Extracted records

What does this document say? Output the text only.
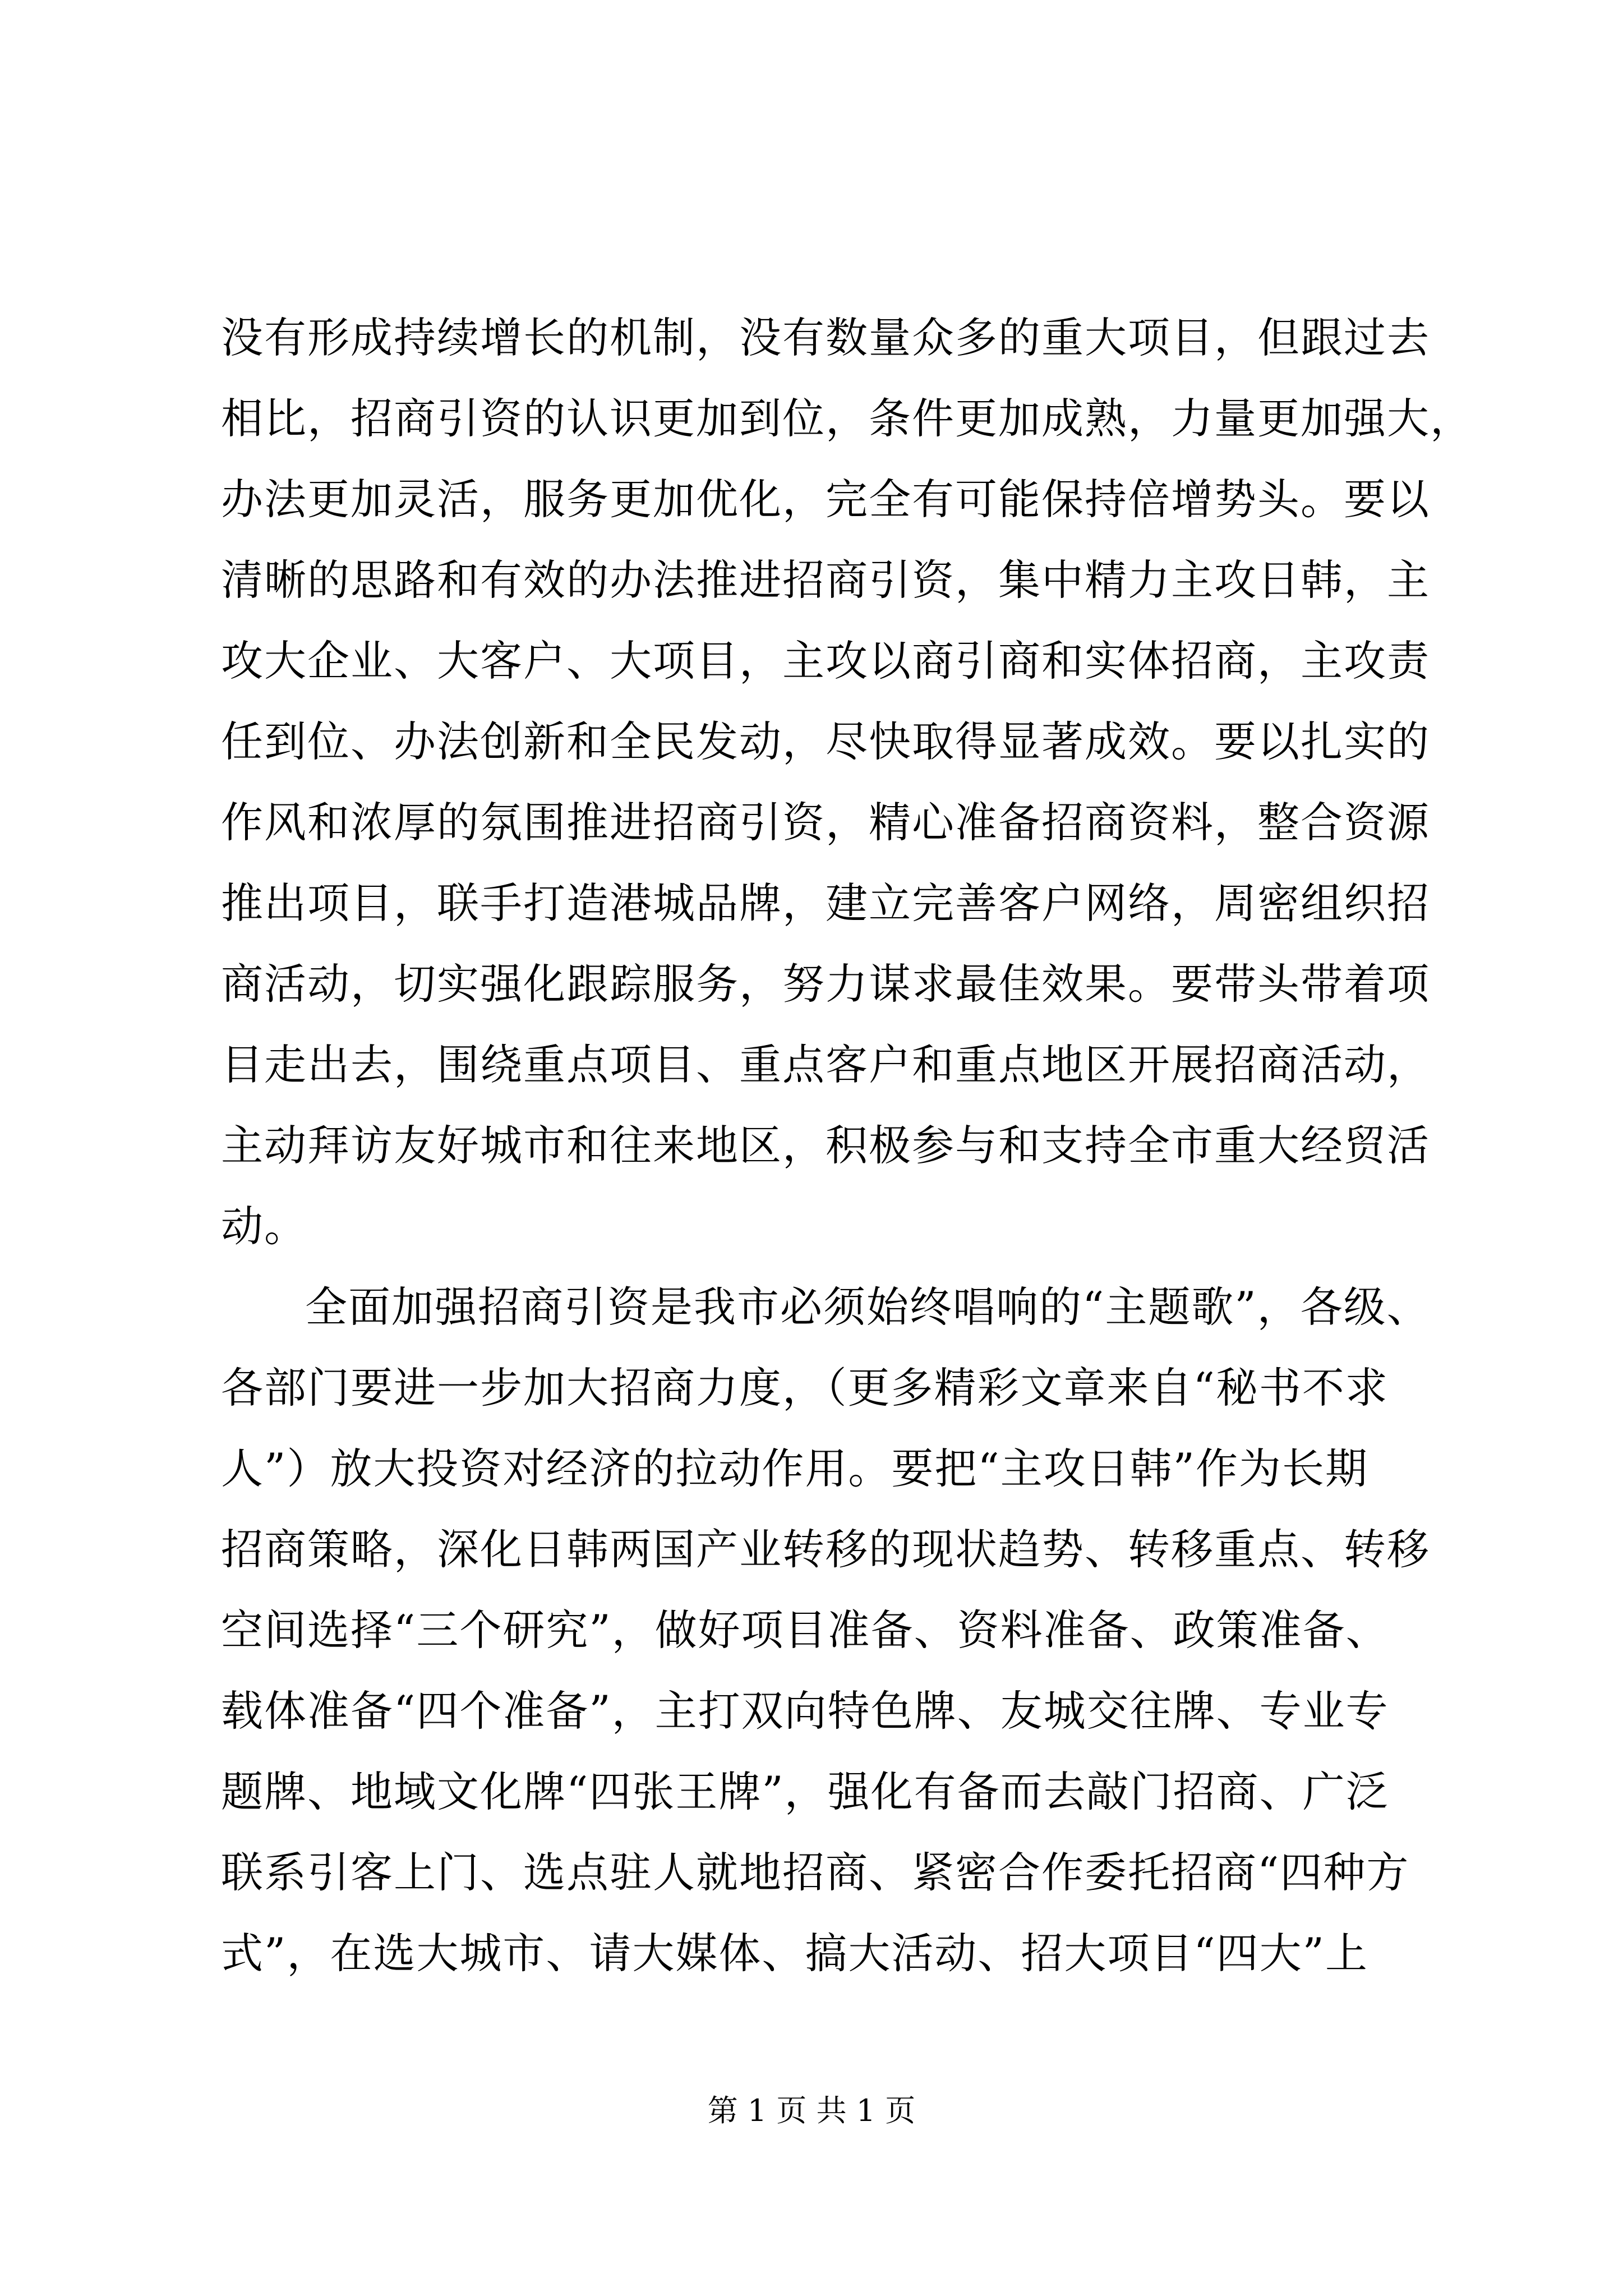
没有形成持续增长的机制，没有数量众多的重大项目，但跟过去
相比，招商引资的认识更加到位，条件更加成熟，力量更加强大，
办法更加灵活，服务更加优化，完全有可能保持倍增势头。要以
清晰的思路和有效的办法推进招商引资，集中精力主攻日韩，主
攻大企业、大客户、大项目，主攻以商引商和实体招商，主攻责
任到位、办法创新和全民发动，尽快取得显著成效。要以扎实的
作风和浓厚的氛围推进招商引资，精心准备招商资料，整合资源
推出项目，联手打造港城品牌，建立完善客户网络，周密组织招
商活动，切实强化跟踪服务，努力谋求最佳效果。要带头带着项
目走出去，围绕重点项目、重点客户和重点地区开展招商活动，
主动拜访友好城市和往来地区，积极参与和支持全市重大经贸活
动。
全面加强招商引资是我市必须始终唱响的“主题歌”，各级、
各部门要进一步加大招商力度，（更多精彩文章来自“秘书不求
人”）放大投资对经济的拉动作用。要把“主攻日韩”作为长期
招商策略，深化日韩两国产业转移的现状趋势、转移重点、转移
空间选择“三个研究”，做好项目准备、资料准备、政策准备、
载体准备“四个准备”，主打双向特色牌、友城交往牌、专业专
题牌、地域文化牌“四张王牌”，强化有备而去敲门招商、广泛
联系引客上门、选点驻人就地招商、紧密合作委托招商“四种方
式”，在选大城市、请大媒体、搞大活动、招大项目“四大”上
第 1 页 共 1 页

*YOUR GOAL*: The entries above should be reproduced exactly, without their pictures.

*FULL ANSWER*:
What does this document say? Output the text only.
没有形成持续增长的机制，没有数量众多的重大项目，但跟过去
相比，招商引资的认识更加到位，条件更加成熟，力量更加强大，
办法更加灵活，服务更加优化，完全有可能保持倍增势头。要以
清晰的思路和有效的办法推进招商引资，集中精力主攻日韩，主
攻大企业、大客户、大项目，主攻以商引商和实体招商，主攻责
任到位、办法创新和全民发动，尽快取得显著成效。要以扎实的
作风和浓厚的氛围推进招商引资，精心准备招商资料，整合资源
推出项目，联手打造港城品牌，建立完善客户网络，周密组织招
商活动，切实强化跟踪服务，努力谋求最佳效果。要带头带着项
目走出去，围绕重点项目、重点客户和重点地区开展招商活动，
主动拜访友好城市和往来地区，积极参与和支持全市重大经贸活
动。
全面加强招商引资是我市必须始终唱响的“主题歌”，各级、
各部门要进一步加大招商力度，（更多精彩文章来自“秘书不求
人”）放大投资对经济的拉动作用。要把“主攻日韩”作为长期
招商策略，深化日韩两国产业转移的现状趋势、转移重点、转移
空间选择“三个研究”，做好项目准备、资料准备、政策准备、
载体准备“四个准备”，主打双向特色牌、友城交往牌、专业专
题牌、地域文化牌“四张王牌”，强化有备而去敲门招商、广泛
联系引客上门、选点驻人就地招商、紧密合作委托招商“四种方
式”，在选大城市、请大媒体、搞大活动、招大项目“四大”上
第 1 页 共 1 页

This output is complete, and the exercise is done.